Provided data.
◇ ◇ ◇ ◇ ◇ ◇ ◇

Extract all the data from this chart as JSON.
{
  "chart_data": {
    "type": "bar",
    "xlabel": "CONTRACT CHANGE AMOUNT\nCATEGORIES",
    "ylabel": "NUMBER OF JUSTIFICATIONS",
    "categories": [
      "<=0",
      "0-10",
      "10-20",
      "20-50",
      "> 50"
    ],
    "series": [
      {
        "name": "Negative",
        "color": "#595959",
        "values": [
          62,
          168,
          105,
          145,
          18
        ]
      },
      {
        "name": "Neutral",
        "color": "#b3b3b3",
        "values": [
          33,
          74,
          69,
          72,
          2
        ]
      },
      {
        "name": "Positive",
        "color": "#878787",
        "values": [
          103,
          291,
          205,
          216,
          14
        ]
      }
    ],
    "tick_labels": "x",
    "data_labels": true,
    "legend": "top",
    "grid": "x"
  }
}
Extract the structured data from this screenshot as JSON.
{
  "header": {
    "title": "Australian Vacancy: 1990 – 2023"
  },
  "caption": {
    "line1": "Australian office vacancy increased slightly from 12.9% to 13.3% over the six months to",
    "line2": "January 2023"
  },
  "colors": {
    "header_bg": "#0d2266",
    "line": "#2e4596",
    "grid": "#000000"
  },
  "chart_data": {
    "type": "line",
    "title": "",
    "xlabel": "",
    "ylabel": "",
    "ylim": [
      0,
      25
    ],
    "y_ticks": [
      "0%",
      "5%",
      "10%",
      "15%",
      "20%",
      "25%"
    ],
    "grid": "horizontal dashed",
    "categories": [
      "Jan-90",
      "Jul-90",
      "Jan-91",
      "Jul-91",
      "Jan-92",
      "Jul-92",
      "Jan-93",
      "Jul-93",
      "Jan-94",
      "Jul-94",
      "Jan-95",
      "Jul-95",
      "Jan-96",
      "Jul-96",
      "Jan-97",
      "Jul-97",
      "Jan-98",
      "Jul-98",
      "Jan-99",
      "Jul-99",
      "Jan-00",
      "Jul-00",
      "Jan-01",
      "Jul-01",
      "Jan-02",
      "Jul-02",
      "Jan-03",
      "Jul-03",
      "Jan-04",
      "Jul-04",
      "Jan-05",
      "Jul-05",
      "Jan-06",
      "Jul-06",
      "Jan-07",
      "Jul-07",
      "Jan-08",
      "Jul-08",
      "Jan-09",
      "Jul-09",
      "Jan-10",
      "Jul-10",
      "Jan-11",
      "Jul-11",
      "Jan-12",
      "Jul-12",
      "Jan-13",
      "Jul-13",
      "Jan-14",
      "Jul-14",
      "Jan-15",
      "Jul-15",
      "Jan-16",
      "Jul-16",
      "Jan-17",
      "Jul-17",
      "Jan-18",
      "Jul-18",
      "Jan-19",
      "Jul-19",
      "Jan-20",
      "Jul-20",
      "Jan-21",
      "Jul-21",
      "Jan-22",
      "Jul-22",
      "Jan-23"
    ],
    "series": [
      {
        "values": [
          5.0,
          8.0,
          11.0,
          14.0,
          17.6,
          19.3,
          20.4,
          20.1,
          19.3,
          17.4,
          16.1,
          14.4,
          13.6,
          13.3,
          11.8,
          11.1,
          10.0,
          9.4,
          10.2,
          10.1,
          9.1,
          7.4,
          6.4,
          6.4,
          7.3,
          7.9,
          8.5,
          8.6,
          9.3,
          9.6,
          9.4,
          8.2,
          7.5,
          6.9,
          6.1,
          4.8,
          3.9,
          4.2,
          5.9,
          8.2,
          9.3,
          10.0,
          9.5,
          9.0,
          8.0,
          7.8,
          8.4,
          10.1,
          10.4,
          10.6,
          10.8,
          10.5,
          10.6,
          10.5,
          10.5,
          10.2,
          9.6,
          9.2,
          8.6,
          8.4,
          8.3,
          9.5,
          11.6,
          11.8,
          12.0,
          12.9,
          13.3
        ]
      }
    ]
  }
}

◇ ◇ ◇ ◇ ◇ ◇ ◇

Collect every line with the string "title" from the records, and copy each.

Exercise answer.
    "title": "Australian Vacancy: 1990 – 2023"
    "title": "",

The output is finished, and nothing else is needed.